▸ **Aim**
Reproduce the data that follows in its entirety, character for character.

▸ **Data**
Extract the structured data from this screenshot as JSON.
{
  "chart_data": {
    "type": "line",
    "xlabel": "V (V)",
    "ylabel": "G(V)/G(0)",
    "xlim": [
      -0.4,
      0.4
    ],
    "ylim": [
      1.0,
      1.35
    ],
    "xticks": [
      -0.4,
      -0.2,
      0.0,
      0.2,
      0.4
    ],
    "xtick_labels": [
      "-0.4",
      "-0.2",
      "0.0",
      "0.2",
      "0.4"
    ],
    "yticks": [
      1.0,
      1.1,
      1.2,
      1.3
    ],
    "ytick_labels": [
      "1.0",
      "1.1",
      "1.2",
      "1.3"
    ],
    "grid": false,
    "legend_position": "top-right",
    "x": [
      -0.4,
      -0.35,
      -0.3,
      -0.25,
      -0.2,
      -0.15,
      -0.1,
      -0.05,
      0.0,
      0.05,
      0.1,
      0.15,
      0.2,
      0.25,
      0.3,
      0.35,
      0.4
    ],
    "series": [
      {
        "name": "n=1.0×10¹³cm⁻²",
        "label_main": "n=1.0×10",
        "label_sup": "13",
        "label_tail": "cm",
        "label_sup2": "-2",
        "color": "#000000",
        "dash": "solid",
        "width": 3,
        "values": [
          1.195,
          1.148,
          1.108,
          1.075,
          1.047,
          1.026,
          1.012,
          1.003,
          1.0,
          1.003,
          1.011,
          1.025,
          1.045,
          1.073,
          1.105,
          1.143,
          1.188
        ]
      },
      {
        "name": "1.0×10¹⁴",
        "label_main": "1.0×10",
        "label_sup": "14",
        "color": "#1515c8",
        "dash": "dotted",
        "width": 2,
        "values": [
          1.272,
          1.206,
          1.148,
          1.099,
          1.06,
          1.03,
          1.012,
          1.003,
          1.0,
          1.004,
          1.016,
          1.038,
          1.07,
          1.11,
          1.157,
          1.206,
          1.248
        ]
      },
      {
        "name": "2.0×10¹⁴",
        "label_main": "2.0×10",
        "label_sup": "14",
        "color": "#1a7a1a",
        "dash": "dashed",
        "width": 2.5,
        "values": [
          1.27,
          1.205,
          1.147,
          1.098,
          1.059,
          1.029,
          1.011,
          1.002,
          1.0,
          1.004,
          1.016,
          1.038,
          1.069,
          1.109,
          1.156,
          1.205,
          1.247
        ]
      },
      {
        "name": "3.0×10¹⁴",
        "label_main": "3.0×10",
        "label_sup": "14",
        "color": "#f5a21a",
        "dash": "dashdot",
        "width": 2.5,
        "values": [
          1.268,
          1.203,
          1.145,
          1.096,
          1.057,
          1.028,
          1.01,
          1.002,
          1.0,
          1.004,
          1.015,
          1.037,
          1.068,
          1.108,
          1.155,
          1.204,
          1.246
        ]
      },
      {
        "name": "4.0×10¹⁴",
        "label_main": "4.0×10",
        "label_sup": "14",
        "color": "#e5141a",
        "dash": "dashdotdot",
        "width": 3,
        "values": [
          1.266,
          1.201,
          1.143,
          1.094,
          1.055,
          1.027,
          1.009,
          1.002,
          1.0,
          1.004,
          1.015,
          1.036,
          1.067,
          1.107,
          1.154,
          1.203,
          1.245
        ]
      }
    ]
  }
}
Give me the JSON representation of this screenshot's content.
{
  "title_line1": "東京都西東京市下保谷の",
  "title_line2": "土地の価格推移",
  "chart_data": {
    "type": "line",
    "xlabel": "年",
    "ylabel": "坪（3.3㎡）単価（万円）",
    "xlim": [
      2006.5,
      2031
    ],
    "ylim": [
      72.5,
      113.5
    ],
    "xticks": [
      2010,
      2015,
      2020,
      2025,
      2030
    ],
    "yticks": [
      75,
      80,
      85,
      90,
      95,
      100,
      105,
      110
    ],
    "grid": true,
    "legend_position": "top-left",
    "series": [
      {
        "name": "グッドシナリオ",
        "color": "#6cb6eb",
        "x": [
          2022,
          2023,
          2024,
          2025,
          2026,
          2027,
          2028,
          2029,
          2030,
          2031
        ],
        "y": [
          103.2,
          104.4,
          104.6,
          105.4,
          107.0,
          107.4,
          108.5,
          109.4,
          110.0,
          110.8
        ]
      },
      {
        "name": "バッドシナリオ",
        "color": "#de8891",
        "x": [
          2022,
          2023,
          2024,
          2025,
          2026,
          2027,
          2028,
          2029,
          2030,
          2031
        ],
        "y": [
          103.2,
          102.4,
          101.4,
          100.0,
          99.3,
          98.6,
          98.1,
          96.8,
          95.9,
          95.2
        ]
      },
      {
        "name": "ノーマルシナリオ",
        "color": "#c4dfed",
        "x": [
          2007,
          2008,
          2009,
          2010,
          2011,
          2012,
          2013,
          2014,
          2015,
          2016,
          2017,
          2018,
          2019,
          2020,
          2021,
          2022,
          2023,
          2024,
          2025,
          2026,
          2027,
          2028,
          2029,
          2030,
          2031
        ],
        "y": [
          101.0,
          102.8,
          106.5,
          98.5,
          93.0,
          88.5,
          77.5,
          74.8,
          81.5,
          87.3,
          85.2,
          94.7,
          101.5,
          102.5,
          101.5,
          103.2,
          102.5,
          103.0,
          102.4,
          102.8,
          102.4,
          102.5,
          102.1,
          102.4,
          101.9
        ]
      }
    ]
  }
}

▸ **Solved problem**
Extract the structured data from this screenshot as JSON.
{
  "chart_data": {
    "type": "line",
    "xlabel": "V (V)",
    "ylabel": "G(V)/G(0)",
    "xlim": [
      -0.4,
      0.4
    ],
    "ylim": [
      1.0,
      1.35
    ],
    "xticks": [
      -0.4,
      -0.2,
      0.0,
      0.2,
      0.4
    ],
    "xtick_labels": [
      "-0.4",
      "-0.2",
      "0.0",
      "0.2",
      "0.4"
    ],
    "yticks": [
      1.0,
      1.1,
      1.2,
      1.3
    ],
    "ytick_labels": [
      "1.0",
      "1.1",
      "1.2",
      "1.3"
    ],
    "grid": false,
    "legend_position": "top-right",
    "x": [
      -0.4,
      -0.35,
      -0.3,
      -0.25,
      -0.2,
      -0.15,
      -0.1,
      -0.05,
      0.0,
      0.05,
      0.1,
      0.15,
      0.2,
      0.25,
      0.3,
      0.35,
      0.4
    ],
    "series": [
      {
        "name": "n=1.0×10¹³cm⁻²",
        "label_main": "n=1.0×10",
        "label_sup": "13",
        "label_tail": "cm",
        "label_sup2": "-2",
        "color": "#000000",
        "dash": "solid",
        "width": 3,
        "values": [
          1.195,
          1.148,
          1.108,
          1.075,
          1.047,
          1.026,
          1.012,
          1.003,
          1.0,
          1.003,
          1.011,
          1.025,
          1.045,
          1.073,
          1.105,
          1.143,
          1.188
        ]
      },
      {
        "name": "1.0×10¹⁴",
        "label_main": "1.0×10",
        "label_sup": "14",
        "color": "#1515c8",
        "dash": "dotted",
        "width": 2,
        "values": [
          1.272,
          1.206,
          1.148,
          1.099,
          1.06,
          1.03,
          1.012,
          1.003,
          1.0,
          1.004,
          1.016,
          1.038,
          1.07,
          1.11,
          1.157,
          1.206,
          1.248
        ]
      },
      {
        "name": "2.0×10¹⁴",
        "label_main": "2.0×10",
        "label_sup": "14",
        "color": "#1a7a1a",
        "dash": "dashed",
        "width": 2.5,
        "values": [
          1.27,
          1.205,
          1.147,
          1.098,
          1.059,
          1.029,
          1.011,
          1.002,
          1.0,
          1.004,
          1.016,
          1.038,
          1.069,
          1.109,
          1.156,
          1.205,
          1.247
        ]
      },
      {
        "name": "3.0×10¹⁴",
        "label_main": "3.0×10",
        "label_sup": "14",
        "color": "#f5a21a",
        "dash": "dashdot",
        "width": 2.5,
        "values": [
          1.268,
          1.203,
          1.145,
          1.096,
          1.057,
          1.028,
          1.01,
          1.002,
          1.0,
          1.004,
          1.015,
          1.037,
          1.068,
          1.108,
          1.155,
          1.204,
          1.246
        ]
      },
      {
        "name": "4.0×10¹⁴",
        "label_main": "4.0×10",
        "label_sup": "14",
        "color": "#e5141a",
        "dash": "dashdotdot",
        "width": 3,
        "values": [
          1.266,
          1.201,
          1.143,
          1.094,
          1.055,
          1.027,
          1.009,
          1.002,
          1.0,
          1.004,
          1.015,
          1.036,
          1.067,
          1.107,
          1.154,
          1.203,
          1.245
        ]
      }
    ]
  }
}
Give me the JSON representation of this screenshot's content.
{
  "title_line1": "東京都西東京市下保谷の",
  "title_line2": "土地の価格推移",
  "chart_data": {
    "type": "line",
    "xlabel": "年",
    "ylabel": "坪（3.3㎡）単価（万円）",
    "xlim": [
      2006.5,
      2031
    ],
    "ylim": [
      72.5,
      113.5
    ],
    "xticks": [
      2010,
      2015,
      2020,
      2025,
      2030
    ],
    "yticks": [
      75,
      80,
      85,
      90,
      95,
      100,
      105,
      110
    ],
    "grid": true,
    "legend_position": "top-left",
    "series": [
      {
        "name": "グッドシナリオ",
        "color": "#6cb6eb",
        "x": [
          2022,
          2023,
          2024,
          2025,
          2026,
          2027,
          2028,
          2029,
          2030,
          2031
        ],
        "y": [
          103.2,
          104.4,
          104.6,
          105.4,
          107.0,
          107.4,
          108.5,
          109.4,
          110.0,
          110.8
        ]
      },
      {
        "name": "バッドシナリオ",
        "color": "#de8891",
        "x": [
          2022,
          2023,
          2024,
          2025,
          2026,
          2027,
          2028,
          2029,
          2030,
          2031
        ],
        "y": [
          103.2,
          102.4,
          101.4,
          100.0,
          99.3,
          98.6,
          98.1,
          96.8,
          95.9,
          95.2
        ]
      },
      {
        "name": "ノーマルシナリオ",
        "color": "#c4dfed",
        "x": [
          2007,
          2008,
          2009,
          2010,
          2011,
          2012,
          2013,
          2014,
          2015,
          2016,
          2017,
          2018,
          2019,
          2020,
          2021,
          2022,
          2023,
          2024,
          2025,
          2026,
          2027,
          2028,
          2029,
          2030,
          2031
        ],
        "y": [
          101.0,
          102.8,
          106.5,
          98.5,
          93.0,
          88.5,
          77.5,
          74.8,
          81.5,
          87.3,
          85.2,
          94.7,
          101.5,
          102.5,
          101.5,
          103.2,
          102.5,
          103.0,
          102.4,
          102.8,
          102.4,
          102.5,
          102.1,
          102.4,
          101.9
        ]
      }
    ]
  }
}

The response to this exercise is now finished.